▶ **Task goal**:
Identify every line in the records below that contains the word "display", and reproduce each one.

Stored records
····················

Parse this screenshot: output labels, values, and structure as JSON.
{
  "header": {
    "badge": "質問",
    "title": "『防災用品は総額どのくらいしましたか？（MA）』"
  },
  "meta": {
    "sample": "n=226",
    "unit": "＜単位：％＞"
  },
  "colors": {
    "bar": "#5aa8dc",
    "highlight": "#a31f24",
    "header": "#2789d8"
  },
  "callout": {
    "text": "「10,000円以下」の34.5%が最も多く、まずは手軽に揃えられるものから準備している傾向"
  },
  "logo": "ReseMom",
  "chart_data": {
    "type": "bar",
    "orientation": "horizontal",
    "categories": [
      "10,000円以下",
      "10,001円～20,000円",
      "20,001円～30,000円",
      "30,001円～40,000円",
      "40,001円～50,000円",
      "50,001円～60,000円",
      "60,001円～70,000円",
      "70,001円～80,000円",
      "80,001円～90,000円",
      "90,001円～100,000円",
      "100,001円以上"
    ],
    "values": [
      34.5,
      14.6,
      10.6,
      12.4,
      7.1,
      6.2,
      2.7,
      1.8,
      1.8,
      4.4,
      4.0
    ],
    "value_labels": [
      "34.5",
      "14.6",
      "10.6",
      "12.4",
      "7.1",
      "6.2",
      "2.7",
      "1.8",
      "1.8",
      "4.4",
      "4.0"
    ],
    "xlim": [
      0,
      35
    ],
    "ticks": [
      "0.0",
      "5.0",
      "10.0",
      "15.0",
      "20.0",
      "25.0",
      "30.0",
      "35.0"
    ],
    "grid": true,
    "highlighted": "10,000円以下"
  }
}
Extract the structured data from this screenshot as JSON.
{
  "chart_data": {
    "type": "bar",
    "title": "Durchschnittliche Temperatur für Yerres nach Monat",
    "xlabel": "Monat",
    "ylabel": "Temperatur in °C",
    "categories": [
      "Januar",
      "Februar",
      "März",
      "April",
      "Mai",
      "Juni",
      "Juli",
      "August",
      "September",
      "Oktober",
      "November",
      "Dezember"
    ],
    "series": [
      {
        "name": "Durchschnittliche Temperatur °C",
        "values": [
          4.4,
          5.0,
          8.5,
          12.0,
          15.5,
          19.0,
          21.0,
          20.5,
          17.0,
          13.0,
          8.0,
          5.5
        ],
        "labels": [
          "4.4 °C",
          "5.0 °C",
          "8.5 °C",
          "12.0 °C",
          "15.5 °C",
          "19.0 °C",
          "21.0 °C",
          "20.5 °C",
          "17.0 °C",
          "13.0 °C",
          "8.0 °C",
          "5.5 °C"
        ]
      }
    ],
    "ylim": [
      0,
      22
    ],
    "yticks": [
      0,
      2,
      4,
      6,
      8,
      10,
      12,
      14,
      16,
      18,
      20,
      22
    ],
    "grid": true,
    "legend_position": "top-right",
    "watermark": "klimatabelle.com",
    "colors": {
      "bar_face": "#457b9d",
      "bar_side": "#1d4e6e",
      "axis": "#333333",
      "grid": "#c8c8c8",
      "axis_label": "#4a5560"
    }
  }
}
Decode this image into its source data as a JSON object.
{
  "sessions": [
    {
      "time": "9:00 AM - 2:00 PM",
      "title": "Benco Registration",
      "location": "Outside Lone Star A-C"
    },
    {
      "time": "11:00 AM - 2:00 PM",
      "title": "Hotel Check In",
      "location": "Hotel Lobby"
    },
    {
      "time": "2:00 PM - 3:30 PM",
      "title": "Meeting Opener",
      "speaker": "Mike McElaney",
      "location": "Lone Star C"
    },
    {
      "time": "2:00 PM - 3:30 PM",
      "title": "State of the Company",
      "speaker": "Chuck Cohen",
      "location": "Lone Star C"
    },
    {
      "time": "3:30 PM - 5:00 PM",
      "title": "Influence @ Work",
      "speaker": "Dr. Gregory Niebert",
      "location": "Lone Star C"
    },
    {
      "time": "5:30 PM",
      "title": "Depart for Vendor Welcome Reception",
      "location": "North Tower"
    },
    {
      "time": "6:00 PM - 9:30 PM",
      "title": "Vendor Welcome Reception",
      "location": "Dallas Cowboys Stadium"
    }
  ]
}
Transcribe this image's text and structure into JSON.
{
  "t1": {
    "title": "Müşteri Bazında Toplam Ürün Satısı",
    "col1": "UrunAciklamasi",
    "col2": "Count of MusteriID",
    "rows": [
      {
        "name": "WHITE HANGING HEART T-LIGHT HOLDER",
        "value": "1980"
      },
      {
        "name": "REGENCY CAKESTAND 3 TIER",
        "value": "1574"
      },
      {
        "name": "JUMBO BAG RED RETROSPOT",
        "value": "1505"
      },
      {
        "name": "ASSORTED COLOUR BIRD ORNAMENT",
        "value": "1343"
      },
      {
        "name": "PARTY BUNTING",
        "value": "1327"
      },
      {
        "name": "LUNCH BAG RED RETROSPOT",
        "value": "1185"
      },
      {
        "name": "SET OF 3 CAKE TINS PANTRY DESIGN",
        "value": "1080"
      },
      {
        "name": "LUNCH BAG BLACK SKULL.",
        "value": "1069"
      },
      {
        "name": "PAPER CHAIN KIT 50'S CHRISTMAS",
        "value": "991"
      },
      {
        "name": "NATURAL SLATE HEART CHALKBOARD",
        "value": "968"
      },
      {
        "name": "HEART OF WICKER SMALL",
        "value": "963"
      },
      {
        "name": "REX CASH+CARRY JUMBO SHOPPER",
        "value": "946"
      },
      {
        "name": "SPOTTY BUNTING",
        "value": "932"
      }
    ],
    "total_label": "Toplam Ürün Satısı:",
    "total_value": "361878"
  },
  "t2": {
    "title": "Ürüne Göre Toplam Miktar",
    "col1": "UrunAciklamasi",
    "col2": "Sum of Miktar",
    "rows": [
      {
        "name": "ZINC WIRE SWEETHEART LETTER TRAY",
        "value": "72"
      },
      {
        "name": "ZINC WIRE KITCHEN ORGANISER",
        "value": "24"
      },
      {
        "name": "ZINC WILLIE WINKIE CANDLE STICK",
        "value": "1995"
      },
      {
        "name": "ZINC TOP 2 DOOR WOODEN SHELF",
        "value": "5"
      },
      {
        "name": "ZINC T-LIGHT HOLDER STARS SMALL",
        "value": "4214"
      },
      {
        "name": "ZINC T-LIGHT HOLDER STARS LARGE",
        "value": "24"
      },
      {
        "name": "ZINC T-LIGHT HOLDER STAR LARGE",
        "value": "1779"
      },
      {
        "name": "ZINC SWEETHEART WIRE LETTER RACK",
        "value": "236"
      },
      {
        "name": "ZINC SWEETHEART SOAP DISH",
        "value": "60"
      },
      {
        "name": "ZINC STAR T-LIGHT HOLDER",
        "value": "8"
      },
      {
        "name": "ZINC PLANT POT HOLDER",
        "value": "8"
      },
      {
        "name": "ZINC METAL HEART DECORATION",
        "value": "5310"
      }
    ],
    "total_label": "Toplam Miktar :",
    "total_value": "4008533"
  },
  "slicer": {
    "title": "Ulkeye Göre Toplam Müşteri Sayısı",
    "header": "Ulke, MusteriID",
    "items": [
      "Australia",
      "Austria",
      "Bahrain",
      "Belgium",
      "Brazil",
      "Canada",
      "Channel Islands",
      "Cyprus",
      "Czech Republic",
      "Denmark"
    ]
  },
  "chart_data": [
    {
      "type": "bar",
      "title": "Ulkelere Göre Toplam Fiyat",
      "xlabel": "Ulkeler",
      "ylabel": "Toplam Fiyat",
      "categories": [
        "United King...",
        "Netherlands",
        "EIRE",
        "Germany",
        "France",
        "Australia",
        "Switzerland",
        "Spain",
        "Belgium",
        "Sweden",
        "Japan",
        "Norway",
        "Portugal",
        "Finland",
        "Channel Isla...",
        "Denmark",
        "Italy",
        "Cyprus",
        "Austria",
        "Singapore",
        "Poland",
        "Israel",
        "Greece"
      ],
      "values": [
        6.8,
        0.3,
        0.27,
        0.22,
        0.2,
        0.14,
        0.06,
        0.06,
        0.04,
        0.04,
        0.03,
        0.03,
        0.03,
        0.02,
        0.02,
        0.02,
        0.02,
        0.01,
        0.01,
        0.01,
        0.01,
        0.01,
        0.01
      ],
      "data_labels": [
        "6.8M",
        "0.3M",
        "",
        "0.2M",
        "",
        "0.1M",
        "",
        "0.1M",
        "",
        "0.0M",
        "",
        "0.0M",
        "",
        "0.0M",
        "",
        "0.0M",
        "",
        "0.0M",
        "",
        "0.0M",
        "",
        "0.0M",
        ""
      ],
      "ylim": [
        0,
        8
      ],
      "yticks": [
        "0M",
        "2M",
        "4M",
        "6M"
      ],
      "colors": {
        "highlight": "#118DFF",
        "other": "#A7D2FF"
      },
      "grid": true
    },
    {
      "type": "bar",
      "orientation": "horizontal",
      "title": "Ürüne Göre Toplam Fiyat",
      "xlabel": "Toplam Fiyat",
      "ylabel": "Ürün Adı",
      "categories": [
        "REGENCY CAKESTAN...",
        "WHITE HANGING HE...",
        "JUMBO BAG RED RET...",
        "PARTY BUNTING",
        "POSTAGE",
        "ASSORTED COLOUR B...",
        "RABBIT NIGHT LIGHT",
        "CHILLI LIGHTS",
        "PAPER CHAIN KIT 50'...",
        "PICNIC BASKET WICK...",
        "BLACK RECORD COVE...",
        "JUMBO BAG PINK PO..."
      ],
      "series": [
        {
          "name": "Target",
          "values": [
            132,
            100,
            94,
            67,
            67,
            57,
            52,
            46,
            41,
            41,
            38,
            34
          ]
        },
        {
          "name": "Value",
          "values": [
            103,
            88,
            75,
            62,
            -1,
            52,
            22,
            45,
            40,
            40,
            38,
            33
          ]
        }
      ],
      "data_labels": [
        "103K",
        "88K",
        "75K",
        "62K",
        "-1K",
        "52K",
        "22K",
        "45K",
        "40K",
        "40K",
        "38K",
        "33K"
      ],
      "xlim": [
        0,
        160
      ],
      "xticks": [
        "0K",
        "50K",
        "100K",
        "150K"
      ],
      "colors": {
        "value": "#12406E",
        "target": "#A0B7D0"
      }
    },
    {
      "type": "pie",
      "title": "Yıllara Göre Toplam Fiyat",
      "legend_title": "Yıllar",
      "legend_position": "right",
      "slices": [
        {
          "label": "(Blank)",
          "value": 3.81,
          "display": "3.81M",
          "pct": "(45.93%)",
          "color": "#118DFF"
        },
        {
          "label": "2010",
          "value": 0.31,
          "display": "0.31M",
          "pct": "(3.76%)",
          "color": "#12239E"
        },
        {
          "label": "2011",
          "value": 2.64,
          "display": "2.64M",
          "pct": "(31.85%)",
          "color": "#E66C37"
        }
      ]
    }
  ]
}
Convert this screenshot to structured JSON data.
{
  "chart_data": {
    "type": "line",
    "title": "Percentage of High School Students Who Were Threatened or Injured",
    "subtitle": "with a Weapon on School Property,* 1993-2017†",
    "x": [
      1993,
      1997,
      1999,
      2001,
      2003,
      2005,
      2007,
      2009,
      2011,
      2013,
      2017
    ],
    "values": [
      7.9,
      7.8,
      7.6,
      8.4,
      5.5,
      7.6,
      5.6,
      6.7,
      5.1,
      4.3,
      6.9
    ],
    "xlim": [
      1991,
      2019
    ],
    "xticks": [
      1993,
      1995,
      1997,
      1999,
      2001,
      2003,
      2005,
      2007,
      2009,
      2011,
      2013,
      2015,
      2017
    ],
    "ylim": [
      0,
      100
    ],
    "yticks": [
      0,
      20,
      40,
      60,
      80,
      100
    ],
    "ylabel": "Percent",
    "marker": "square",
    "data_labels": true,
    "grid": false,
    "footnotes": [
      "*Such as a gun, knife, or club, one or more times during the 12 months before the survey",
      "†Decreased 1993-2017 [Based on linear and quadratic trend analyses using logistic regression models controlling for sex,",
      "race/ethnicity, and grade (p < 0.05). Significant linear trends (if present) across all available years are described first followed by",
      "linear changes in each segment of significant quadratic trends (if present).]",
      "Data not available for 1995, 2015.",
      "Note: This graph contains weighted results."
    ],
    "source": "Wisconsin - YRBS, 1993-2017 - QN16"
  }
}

····················

▶ **Reply**:
          "display": "3.81M",
          "display": "0.31M",
          "display": "2.64M",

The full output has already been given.